Write out all of the material below line for line, keeping every character unchanged.
+ + + + +
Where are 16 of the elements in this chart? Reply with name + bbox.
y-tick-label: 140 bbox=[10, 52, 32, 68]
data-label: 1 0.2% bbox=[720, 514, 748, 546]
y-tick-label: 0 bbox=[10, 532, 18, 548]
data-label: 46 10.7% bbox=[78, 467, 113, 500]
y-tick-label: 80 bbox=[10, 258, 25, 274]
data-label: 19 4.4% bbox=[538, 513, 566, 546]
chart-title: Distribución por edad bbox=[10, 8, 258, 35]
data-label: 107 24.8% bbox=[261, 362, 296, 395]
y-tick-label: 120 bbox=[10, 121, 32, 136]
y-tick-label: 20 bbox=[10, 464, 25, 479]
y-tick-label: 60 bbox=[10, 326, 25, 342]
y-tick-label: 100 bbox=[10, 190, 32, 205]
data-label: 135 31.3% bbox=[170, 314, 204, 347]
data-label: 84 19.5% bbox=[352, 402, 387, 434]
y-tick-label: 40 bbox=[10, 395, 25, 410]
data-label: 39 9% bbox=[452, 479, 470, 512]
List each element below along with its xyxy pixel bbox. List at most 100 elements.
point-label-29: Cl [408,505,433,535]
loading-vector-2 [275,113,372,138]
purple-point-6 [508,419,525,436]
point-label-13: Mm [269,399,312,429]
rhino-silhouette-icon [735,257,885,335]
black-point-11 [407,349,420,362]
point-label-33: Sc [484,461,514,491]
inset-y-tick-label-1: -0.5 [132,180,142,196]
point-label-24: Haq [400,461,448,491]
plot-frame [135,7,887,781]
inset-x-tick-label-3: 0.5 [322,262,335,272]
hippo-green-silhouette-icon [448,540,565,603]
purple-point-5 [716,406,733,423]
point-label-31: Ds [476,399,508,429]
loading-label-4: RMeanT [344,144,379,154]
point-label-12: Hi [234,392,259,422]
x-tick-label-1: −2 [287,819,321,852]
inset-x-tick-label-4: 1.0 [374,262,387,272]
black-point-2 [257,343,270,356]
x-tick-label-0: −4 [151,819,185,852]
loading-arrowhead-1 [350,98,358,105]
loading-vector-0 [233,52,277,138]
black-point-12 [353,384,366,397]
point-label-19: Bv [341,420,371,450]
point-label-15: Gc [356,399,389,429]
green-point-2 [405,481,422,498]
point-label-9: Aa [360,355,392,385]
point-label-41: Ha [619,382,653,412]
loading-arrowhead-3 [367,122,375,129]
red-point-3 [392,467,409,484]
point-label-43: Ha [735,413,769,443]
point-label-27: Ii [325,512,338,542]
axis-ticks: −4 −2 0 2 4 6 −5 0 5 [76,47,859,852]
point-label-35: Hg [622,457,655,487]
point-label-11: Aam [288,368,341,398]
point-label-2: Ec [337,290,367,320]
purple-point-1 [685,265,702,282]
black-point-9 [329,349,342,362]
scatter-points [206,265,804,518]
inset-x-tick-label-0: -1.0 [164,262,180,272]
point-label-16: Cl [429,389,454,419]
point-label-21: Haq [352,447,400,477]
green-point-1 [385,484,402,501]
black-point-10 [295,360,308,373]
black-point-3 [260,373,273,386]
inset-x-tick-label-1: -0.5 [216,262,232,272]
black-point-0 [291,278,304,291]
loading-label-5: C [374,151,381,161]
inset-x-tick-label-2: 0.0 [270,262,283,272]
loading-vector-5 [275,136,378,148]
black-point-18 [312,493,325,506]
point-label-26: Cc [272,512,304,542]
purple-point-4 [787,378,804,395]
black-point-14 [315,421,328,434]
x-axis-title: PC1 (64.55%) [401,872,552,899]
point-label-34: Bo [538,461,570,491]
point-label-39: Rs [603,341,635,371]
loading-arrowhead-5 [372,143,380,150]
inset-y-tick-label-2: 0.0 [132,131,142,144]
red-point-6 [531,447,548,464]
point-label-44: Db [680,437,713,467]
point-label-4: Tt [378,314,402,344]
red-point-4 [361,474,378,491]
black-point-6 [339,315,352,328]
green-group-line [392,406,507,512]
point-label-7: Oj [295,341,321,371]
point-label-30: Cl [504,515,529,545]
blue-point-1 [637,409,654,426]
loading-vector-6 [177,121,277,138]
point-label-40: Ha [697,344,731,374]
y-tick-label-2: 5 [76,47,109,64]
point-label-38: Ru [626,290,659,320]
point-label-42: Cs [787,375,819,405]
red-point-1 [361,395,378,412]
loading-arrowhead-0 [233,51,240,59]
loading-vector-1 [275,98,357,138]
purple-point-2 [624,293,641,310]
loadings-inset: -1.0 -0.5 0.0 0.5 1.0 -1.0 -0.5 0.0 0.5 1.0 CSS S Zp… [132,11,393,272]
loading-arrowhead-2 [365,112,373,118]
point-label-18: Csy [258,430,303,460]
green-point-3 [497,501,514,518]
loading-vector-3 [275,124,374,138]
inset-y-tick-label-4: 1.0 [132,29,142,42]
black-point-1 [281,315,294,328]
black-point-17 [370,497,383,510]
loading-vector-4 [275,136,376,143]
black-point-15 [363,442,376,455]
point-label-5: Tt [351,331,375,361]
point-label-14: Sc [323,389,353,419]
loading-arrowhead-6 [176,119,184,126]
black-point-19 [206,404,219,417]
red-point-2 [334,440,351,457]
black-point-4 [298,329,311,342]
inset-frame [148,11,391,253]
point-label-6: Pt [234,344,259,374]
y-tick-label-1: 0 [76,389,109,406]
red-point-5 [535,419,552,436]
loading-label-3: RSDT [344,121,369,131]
+ + + + +
RESPONSE TO THE EXERCISE |
Where are 16 of the elements in this chart? Reply with name + bbox.
y-tick-label: 140 bbox=[10, 52, 32, 68]
data-label: 1 0.2% bbox=[720, 514, 748, 546]
y-tick-label: 0 bbox=[10, 532, 18, 548]
data-label: 46 10.7% bbox=[78, 467, 113, 500]
y-tick-label: 80 bbox=[10, 258, 25, 274]
data-label: 19 4.4% bbox=[538, 513, 566, 546]
chart-title: Distribución por edad bbox=[10, 8, 258, 35]
data-label: 107 24.8% bbox=[261, 362, 296, 395]
y-tick-label: 120 bbox=[10, 121, 32, 136]
y-tick-label: 20 bbox=[10, 464, 25, 479]
y-tick-label: 60 bbox=[10, 326, 25, 342]
y-tick-label: 100 bbox=[10, 190, 32, 205]
data-label: 135 31.3% bbox=[170, 314, 204, 347]
data-label: 84 19.5% bbox=[352, 402, 387, 434]
y-tick-label: 40 bbox=[10, 395, 25, 410]
data-label: 39 9% bbox=[452, 479, 470, 512]
List each element below along with its xyxy pixel bbox. List at most 100 elements.
point-label-29: Cl [408,505,433,535]
loading-vector-2 [275,113,372,138]
purple-point-6 [508,419,525,436]
point-label-13: Mm [269,399,312,429]
rhino-silhouette-icon [735,257,885,335]
black-point-11 [407,349,420,362]
point-label-33: Sc [484,461,514,491]
inset-y-tick-label-1: -0.5 [132,180,142,196]
point-label-24: Haq [400,461,448,491]
plot-frame [135,7,887,781]
inset-x-tick-label-3: 0.5 [322,262,335,272]
hippo-green-silhouette-icon [448,540,565,603]
purple-point-5 [716,406,733,423]
point-label-31: Ds [476,399,508,429]
loading-label-4: RMeanT [344,144,379,154]
point-label-12: Hi [234,392,259,422]
x-tick-label-1: −2 [287,819,321,852]
inset-x-tick-label-4: 1.0 [374,262,387,272]
black-point-2 [257,343,270,356]
x-tick-label-0: −4 [151,819,185,852]
loading-arrowhead-1 [350,98,358,105]
loading-vector-0 [233,52,277,138]
black-point-12 [353,384,366,397]
point-label-19: Bv [341,420,371,450]
point-label-15: Gc [356,399,389,429]
green-point-2 [405,481,422,498]
point-label-9: Aa [360,355,392,385]
point-label-41: Ha [619,382,653,412]
loading-arrowhead-3 [367,122,375,129]
red-point-3 [392,467,409,484]
point-label-43: Ha [735,413,769,443]
point-label-27: Ii [325,512,338,542]
axis-ticks: −4 −2 0 2 4 6 −5 0 5 [76,47,859,852]
point-label-35: Hg [622,457,655,487]
point-label-11: Aam [288,368,341,398]
point-label-2: Ec [337,290,367,320]
purple-point-1 [685,265,702,282]
black-point-9 [329,349,342,362]
scatter-points [206,265,804,518]
inset-x-tick-label-0: -1.0 [164,262,180,272]
point-label-16: Cl [429,389,454,419]
point-label-21: Haq [352,447,400,477]
green-point-1 [385,484,402,501]
black-point-10 [295,360,308,373]
black-point-3 [260,373,273,386]
inset-x-tick-label-1: -0.5 [216,262,232,272]
black-point-0 [291,278,304,291]
loading-label-5: C [374,151,381,161]
inset-x-tick-label-2: 0.0 [270,262,283,272]
loading-vector-5 [275,136,378,148]
black-point-18 [312,493,325,506]
point-label-26: Cc [272,512,304,542]
purple-point-4 [787,378,804,395]
black-point-14 [315,421,328,434]
x-axis-title: PC1 (64.55%) [401,872,552,899]
point-label-34: Bo [538,461,570,491]
point-label-39: Rs [603,341,635,371]
loading-arrowhead-5 [372,143,380,150]
inset-y-tick-label-2: 0.0 [132,131,142,144]
red-point-6 [531,447,548,464]
point-label-44: Db [680,437,713,467]
point-label-4: Tt [378,314,402,344]
red-point-4 [361,474,378,491]
black-point-6 [339,315,352,328]
green-group-line [392,406,507,512]
point-label-7: Oj [295,341,321,371]
point-label-30: Cl [504,515,529,545]
blue-point-1 [637,409,654,426]
loading-vector-6 [177,121,277,138]
point-label-40: Ha [697,344,731,374]
y-tick-label-2: 5 [76,47,109,64]
point-label-38: Ru [626,290,659,320]
point-label-42: Cs [787,375,819,405]
red-point-1 [361,395,378,412]
loading-arrowhead-0 [233,51,240,59]
loading-vector-1 [275,98,357,138]
purple-point-2 [624,293,641,310]
loadings-inset: -1.0 -0.5 0.0 0.5 1.0 -1.0 -0.5 0.0 0.5 1.0 CSS S Zp… [132,11,393,272]
loading-arrowhead-2 [365,112,373,118]
point-label-18: Csy [258,430,303,460]
green-point-3 [497,501,514,518]
loading-vector-3 [275,124,374,138]
inset-y-tick-label-4: 1.0 [132,29,142,42]
black-point-1 [281,315,294,328]
black-point-17 [370,497,383,510]
loading-vector-4 [275,136,376,143]
black-point-15 [363,442,376,455]
point-label-5: Tt [351,331,375,361]
point-label-14: Sc [323,389,353,419]
loading-arrowhead-6 [176,119,184,126]
black-point-19 [206,404,219,417]
red-point-2 [334,440,351,457]
black-point-4 [298,329,311,342]
inset-frame [148,11,391,253]
point-label-6: Pt [234,344,259,374]
y-tick-label-1: 0 [76,389,109,406]
red-point-5 [535,419,552,436]
loading-label-3: RSDT [344,121,369,131]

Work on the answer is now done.